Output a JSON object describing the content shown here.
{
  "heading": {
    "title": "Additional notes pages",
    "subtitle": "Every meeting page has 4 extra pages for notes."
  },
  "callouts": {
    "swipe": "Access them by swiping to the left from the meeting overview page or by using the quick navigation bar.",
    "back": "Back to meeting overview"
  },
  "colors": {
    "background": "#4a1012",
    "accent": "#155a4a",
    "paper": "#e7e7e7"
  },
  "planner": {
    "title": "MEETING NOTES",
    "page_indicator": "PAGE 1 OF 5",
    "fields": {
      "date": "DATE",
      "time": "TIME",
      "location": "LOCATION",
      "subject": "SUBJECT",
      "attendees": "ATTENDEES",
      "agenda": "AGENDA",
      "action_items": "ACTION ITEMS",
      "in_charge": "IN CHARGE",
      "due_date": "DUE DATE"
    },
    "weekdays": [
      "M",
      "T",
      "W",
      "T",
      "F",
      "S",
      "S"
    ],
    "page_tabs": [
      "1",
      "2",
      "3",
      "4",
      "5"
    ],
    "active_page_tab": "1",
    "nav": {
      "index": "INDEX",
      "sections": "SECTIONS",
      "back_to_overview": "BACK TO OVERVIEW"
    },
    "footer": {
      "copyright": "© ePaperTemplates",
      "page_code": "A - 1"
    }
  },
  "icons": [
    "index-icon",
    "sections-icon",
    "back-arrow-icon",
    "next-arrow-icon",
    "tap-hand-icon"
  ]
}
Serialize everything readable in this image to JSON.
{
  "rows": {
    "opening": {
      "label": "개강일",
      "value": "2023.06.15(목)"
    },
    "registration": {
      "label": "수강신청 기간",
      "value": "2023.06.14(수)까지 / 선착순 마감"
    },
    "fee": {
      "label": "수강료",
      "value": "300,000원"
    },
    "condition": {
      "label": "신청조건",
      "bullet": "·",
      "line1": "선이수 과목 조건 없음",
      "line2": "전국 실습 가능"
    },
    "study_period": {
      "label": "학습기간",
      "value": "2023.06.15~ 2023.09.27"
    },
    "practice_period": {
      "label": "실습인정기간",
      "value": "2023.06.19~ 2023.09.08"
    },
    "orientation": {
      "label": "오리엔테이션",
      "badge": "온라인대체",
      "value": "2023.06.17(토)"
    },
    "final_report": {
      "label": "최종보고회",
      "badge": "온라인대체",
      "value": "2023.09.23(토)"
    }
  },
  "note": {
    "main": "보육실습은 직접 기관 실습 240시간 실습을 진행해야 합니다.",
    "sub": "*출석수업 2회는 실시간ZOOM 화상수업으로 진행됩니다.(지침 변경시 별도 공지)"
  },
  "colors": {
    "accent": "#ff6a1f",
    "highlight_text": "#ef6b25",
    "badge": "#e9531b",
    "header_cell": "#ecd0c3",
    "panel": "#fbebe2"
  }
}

━━━━━━━━━━━━━━━━━━━━

Within the data above, pick out all lines holding the word "value".

      "value": "2023.06.15(목)"
      "value": "2023.06.14(수)까지 / 선착순 마감"
      "value": "300,000원"
      "value": "2023.06.15~ 2023.09.27"
      "value": "2023.06.19~ 2023.09.08"
      "value": "2023.06.17(토)"
      "value": "2023.09.23(토)"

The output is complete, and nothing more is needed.